__Dataset rows__:
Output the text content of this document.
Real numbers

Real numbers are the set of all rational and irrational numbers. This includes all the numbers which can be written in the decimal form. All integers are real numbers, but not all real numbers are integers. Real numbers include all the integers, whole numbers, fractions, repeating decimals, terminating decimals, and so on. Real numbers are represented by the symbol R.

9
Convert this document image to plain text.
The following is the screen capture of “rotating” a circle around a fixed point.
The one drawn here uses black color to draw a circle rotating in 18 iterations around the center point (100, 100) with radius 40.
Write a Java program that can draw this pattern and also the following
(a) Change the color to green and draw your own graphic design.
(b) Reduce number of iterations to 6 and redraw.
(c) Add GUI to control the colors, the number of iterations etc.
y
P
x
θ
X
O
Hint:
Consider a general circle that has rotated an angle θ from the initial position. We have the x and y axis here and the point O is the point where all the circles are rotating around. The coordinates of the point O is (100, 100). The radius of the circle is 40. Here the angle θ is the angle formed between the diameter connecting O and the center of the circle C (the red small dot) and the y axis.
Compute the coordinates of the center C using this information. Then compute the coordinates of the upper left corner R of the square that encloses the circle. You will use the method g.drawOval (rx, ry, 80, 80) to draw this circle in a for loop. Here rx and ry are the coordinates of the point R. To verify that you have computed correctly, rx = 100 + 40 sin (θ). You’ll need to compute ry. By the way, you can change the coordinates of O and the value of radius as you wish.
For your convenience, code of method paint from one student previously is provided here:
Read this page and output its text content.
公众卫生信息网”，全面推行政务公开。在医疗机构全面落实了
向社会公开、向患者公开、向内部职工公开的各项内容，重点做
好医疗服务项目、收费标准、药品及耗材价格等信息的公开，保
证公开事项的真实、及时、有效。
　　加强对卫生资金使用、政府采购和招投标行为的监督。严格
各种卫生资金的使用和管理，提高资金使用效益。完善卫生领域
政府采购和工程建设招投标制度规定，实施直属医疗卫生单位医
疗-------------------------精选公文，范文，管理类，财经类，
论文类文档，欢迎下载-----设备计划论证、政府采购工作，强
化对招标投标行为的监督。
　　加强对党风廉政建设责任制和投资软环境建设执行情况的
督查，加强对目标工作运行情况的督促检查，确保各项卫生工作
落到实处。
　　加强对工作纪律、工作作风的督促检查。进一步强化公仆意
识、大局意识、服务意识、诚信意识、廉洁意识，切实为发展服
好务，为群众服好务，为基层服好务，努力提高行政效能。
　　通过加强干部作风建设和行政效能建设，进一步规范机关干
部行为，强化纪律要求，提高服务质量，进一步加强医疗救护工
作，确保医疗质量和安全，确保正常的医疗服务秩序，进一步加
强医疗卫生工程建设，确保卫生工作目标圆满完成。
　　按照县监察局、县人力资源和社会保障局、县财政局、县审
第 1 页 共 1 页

__SET EXERCISE__:
Every line above should be retyped exactly as given.

__TASK ANSWER__:
Output the text content of this document.
Real numbers

Real numbers are the set of all rational and irrational numbers. This includes all the numbers which can be written in the decimal form. All integers are real numbers, but not all real numbers are integers. Real numbers include all the integers, whole numbers, fractions, repeating decimals, terminating decimals, and so on. Real numbers are represented by the symbol R.

9
Convert this document image to plain text.
The following is the screen capture of “rotating” a circle around a fixed point.
The one drawn here uses black color to draw a circle rotating in 18 iterations around the center point (100, 100) with radius 40.
Write a Java program that can draw this pattern and also the following
(a) Change the color to green and draw your own graphic design.
(b) Reduce number of iterations to 6 and redraw.
(c) Add GUI to control the colors, the number of iterations etc.
y
P
x
θ
X
O
Hint:
Consider a general circle that has rotated an angle θ from the initial position. We have the x and y axis here and the point O is the point where all the circles are rotating around. The coordinates of the point O is (100, 100). The radius of the circle is 40. Here the angle θ is the angle formed between the diameter connecting O and the center of the circle C (the red small dot) and the y axis.
Compute the coordinates of the center C using this information. Then compute the coordinates of the upper left corner R of the square that encloses the circle. You will use the method g.drawOval (rx, ry, 80, 80) to draw this circle in a for loop. Here rx and ry are the coordinates of the point R. To verify that you have computed correctly, rx = 100 + 40 sin (θ). You’ll need to compute ry. By the way, you can change the coordinates of O and the value of radius as you wish.
For your convenience, code of method paint from one student previously is provided here:
Read this page and output its text content.
公众卫生信息网”，全面推行政务公开。在医疗机构全面落实了
向社会公开、向患者公开、向内部职工公开的各项内容，重点做
好医疗服务项目、收费标准、药品及耗材价格等信息的公开，保
证公开事项的真实、及时、有效。
　　加强对卫生资金使用、政府采购和招投标行为的监督。严格
各种卫生资金的使用和管理，提高资金使用效益。完善卫生领域
政府采购和工程建设招投标制度规定，实施直属医疗卫生单位医
疗-------------------------精选公文，范文，管理类，财经类，
论文类文档，欢迎下载-----设备计划论证、政府采购工作，强
化对招标投标行为的监督。
　　加强对党风廉政建设责任制和投资软环境建设执行情况的
督查，加强对目标工作运行情况的督促检查，确保各项卫生工作
落到实处。
　　加强对工作纪律、工作作风的督促检查。进一步强化公仆意
识、大局意识、服务意识、诚信意识、廉洁意识，切实为发展服
好务，为群众服好务，为基层服好务，努力提高行政效能。
　　通过加强干部作风建设和行政效能建设，进一步规范机关干
部行为，强化纪律要求，提高服务质量，进一步加强医疗救护工
作，确保医疗质量和安全，确保正常的医疗服务秩序，进一步加
强医疗卫生工程建设，确保卫生工作目标圆满完成。
　　按照县监察局、县人力资源和社会保障局、县财政局、县审
第 1 页 共 1 页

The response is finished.